** DATA EXCERPTS **

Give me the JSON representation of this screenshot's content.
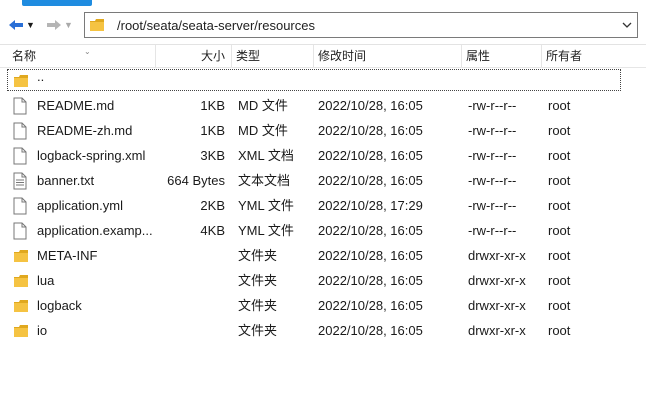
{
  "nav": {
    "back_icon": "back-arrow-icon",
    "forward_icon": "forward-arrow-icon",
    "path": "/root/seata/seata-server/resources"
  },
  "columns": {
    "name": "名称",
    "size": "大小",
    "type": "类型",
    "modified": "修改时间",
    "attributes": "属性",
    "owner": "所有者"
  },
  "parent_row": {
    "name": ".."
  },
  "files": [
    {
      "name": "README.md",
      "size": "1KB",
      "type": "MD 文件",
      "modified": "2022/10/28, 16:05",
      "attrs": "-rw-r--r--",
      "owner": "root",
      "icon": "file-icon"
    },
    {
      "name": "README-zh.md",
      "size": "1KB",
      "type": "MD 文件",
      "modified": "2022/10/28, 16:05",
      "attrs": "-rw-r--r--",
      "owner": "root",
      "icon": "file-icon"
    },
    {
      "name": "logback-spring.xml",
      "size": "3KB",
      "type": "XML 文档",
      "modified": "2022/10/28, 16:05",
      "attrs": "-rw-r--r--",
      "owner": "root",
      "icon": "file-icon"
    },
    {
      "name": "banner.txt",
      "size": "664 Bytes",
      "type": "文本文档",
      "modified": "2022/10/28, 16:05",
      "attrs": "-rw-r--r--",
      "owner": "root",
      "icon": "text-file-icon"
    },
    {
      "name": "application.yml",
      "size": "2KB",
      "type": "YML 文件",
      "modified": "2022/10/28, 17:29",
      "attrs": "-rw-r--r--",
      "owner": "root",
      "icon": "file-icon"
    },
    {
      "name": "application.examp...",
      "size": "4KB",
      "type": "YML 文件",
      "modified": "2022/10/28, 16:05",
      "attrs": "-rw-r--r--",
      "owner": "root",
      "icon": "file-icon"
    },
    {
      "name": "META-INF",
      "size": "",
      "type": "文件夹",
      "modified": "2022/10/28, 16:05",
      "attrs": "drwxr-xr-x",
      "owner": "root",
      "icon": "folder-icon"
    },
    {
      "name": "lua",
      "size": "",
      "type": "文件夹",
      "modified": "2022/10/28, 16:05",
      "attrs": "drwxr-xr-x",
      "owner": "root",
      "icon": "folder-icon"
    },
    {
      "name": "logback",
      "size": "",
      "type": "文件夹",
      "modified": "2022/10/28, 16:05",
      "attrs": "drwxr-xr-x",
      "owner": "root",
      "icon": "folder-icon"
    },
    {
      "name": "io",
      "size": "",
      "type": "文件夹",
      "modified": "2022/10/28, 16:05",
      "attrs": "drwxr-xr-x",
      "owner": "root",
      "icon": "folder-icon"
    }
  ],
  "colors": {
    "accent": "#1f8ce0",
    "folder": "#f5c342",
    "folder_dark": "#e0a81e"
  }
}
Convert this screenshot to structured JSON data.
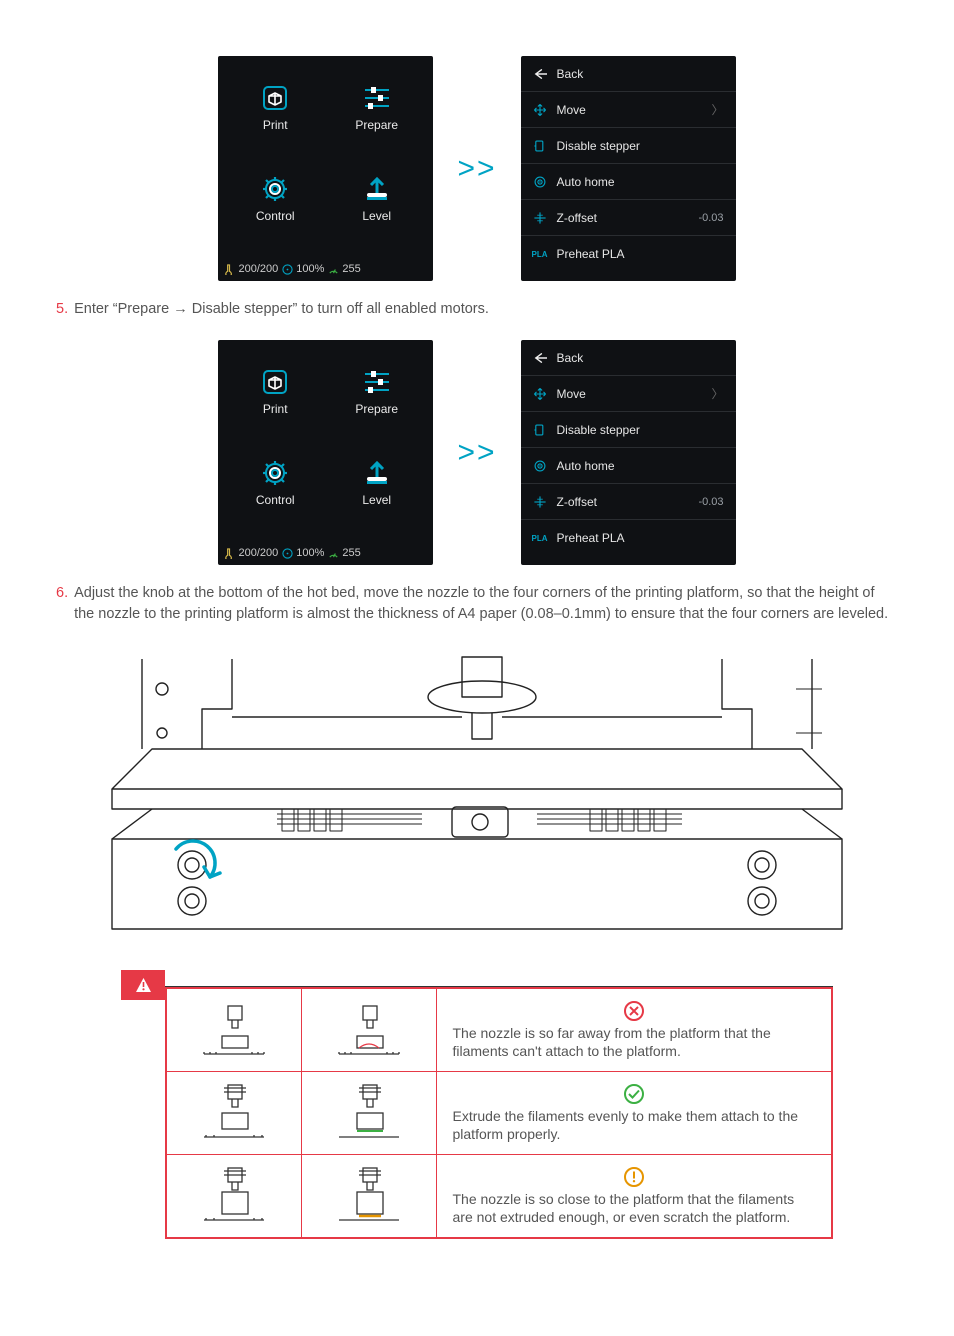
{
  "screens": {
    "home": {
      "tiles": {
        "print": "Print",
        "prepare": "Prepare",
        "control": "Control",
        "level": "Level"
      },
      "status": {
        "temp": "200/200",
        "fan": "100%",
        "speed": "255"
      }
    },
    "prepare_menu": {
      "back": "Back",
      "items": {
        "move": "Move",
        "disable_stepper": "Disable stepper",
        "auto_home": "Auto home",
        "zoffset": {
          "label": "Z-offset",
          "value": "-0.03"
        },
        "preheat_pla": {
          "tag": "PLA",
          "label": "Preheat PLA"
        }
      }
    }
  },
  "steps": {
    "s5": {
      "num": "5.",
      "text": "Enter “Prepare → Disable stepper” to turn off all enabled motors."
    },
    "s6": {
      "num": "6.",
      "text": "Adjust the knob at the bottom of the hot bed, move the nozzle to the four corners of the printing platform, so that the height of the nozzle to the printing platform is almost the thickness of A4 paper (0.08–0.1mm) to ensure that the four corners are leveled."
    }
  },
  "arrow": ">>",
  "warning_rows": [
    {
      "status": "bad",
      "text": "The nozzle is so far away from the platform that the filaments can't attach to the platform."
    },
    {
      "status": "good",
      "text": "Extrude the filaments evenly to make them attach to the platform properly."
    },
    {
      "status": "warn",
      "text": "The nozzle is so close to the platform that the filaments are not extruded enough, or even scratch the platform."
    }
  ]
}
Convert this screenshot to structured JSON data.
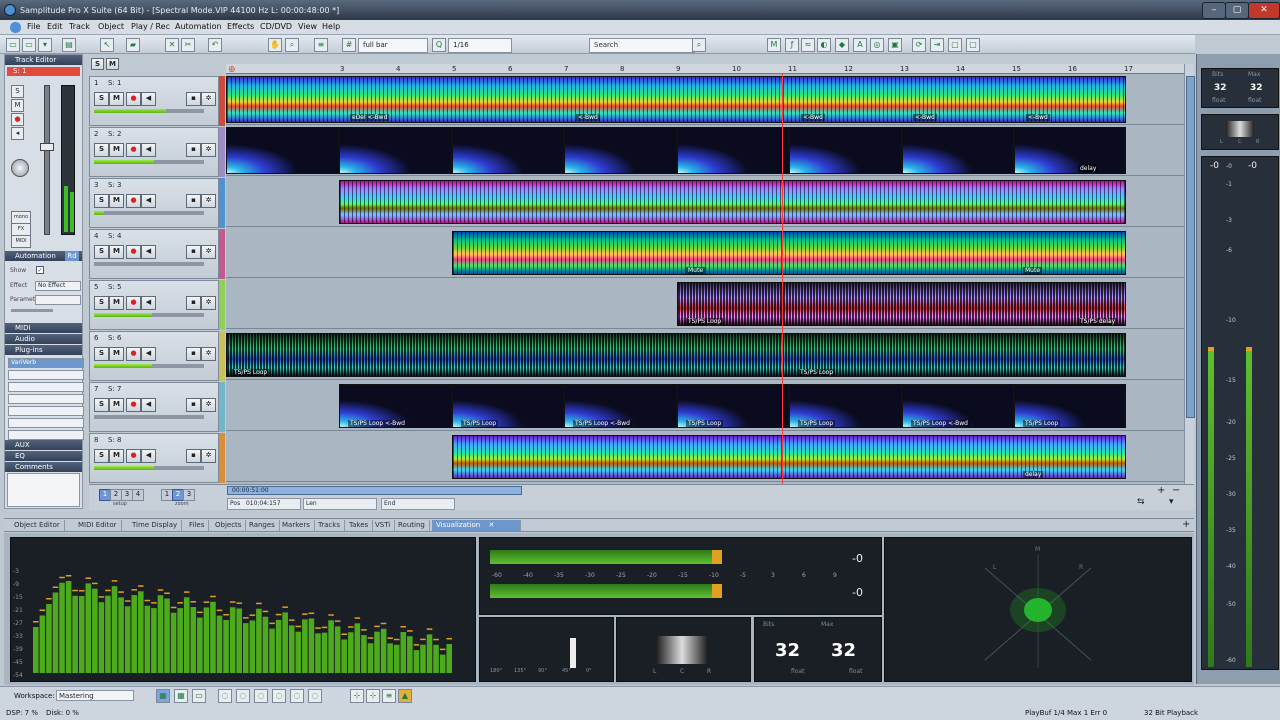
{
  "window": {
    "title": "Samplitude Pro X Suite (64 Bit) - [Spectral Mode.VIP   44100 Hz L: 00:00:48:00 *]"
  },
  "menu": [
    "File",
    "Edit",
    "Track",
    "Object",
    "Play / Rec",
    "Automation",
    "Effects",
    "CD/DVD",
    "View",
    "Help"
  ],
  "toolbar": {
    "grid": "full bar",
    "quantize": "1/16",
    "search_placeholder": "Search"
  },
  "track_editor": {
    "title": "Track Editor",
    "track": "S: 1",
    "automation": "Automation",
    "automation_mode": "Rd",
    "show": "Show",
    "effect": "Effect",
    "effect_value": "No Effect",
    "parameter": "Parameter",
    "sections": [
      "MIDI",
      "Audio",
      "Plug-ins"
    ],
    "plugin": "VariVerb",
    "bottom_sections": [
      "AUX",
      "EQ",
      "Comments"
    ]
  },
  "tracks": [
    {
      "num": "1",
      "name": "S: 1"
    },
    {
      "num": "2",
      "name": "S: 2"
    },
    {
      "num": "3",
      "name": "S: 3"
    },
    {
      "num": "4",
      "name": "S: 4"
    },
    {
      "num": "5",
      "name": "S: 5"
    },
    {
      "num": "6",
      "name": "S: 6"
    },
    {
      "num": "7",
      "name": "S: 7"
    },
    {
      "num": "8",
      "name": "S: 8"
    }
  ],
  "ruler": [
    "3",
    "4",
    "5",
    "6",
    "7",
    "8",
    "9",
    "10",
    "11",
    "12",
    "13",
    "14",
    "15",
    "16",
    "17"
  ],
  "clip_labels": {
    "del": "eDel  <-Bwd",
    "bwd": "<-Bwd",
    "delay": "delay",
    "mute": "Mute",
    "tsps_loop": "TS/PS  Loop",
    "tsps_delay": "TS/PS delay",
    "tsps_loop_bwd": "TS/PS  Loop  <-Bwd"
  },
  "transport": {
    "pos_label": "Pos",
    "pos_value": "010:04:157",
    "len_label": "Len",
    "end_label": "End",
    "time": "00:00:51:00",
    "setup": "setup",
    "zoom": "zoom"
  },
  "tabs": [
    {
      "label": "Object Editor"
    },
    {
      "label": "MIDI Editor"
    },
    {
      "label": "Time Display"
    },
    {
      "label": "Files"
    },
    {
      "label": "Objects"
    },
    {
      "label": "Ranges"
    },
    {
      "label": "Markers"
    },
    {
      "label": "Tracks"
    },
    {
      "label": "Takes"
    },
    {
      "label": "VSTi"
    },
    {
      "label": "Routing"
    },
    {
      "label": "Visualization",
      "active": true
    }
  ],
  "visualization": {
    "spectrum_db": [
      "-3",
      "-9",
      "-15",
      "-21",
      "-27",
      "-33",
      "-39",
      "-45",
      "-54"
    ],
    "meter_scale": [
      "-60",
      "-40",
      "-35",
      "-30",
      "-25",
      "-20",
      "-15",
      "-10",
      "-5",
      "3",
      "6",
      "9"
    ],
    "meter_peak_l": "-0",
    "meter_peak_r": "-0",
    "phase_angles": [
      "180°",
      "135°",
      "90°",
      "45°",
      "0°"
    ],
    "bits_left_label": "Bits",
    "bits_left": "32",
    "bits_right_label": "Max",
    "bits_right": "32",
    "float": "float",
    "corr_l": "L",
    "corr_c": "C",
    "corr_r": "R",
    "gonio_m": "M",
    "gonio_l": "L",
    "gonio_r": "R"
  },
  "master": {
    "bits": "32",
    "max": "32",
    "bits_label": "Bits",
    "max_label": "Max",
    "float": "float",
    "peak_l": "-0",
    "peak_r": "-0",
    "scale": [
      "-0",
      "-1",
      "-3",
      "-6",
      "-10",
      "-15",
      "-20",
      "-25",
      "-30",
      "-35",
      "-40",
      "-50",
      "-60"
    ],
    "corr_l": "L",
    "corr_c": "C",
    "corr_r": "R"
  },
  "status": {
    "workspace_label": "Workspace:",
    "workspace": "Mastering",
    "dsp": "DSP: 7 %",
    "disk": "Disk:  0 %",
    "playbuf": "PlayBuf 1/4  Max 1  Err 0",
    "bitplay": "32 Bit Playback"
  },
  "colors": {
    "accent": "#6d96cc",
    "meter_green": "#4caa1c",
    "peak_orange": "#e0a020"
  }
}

==

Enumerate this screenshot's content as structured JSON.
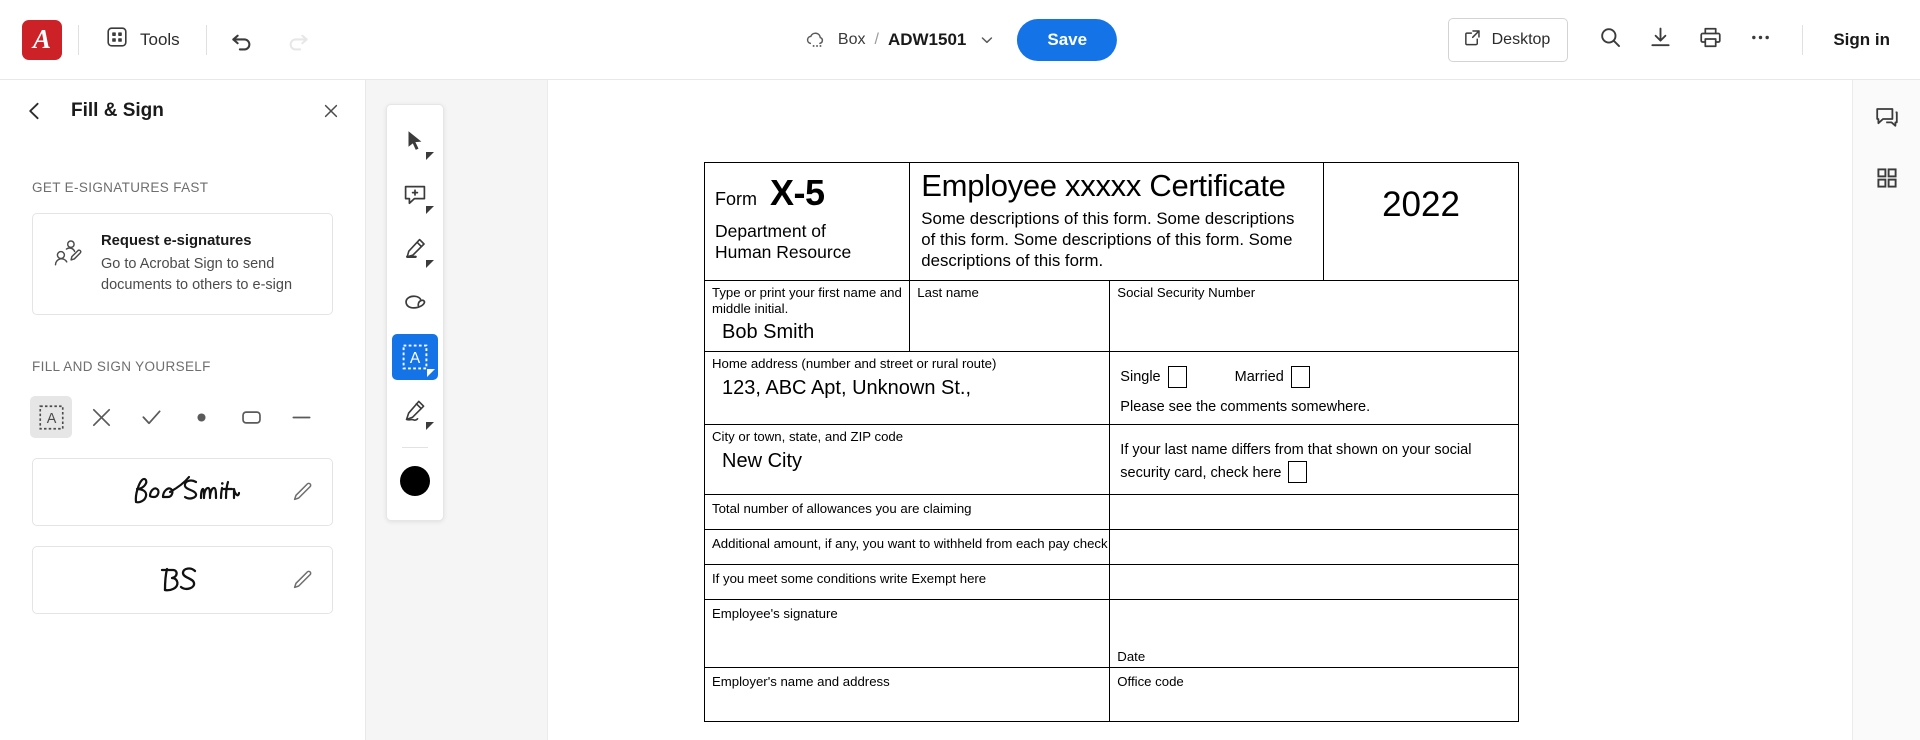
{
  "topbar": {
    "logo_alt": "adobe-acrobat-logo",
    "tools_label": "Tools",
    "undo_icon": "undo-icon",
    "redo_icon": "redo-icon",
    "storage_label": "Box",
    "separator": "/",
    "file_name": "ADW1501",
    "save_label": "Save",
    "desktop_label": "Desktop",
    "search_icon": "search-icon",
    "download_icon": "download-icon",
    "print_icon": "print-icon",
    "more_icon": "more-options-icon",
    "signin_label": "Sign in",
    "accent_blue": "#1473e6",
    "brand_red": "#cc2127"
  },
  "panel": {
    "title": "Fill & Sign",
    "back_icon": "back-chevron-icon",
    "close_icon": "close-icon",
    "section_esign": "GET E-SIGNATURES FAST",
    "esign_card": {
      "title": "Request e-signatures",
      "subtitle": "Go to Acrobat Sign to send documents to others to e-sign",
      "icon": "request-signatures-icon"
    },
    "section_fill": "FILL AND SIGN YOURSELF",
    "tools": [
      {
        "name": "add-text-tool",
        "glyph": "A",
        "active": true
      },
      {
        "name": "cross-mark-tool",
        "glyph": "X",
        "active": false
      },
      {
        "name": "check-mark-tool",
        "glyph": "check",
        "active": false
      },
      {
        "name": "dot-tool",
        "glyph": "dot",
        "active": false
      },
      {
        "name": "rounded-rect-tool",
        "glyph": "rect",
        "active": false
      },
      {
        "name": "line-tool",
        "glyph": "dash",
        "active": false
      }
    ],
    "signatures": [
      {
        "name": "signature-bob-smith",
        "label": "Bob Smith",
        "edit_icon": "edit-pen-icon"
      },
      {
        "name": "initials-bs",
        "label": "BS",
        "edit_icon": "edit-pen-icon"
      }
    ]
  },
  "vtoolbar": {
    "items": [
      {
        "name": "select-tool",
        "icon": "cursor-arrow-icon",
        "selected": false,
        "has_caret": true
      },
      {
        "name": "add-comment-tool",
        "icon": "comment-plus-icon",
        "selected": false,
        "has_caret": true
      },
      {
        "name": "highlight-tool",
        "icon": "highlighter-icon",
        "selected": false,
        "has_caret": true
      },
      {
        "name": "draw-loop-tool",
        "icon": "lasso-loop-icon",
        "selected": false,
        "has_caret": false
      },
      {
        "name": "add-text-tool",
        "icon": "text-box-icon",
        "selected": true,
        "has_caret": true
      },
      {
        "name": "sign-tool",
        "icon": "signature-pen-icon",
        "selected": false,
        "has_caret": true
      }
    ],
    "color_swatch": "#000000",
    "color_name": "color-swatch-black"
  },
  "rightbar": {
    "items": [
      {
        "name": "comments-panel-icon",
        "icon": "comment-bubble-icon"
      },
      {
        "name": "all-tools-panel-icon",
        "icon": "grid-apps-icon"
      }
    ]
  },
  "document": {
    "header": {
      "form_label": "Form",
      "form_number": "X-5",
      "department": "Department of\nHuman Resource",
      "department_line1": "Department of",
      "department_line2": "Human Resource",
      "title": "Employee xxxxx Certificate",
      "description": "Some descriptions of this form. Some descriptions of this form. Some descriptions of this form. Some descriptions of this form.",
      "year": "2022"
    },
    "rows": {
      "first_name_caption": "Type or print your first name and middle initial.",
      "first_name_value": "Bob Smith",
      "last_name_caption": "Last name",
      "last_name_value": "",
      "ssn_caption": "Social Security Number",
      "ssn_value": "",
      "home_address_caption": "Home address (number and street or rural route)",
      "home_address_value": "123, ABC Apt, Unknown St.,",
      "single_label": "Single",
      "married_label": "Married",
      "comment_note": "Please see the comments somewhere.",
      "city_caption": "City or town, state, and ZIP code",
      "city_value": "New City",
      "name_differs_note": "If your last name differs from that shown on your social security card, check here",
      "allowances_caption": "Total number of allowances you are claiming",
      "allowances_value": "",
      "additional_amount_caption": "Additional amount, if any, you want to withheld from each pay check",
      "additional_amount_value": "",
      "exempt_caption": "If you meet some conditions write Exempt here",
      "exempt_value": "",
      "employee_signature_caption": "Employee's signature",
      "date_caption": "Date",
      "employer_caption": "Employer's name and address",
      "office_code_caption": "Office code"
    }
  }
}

** SHORT EXERCISE **
Go through the listing above and list every line that has the word "attach".

** RESPONSE FOR THIS EXERCISE **
      "text": "The nozzle is so far away from the platform that the filaments can't attach to the platform."
      "text": "Extrude the filaments evenly to make them attach to the platform properly."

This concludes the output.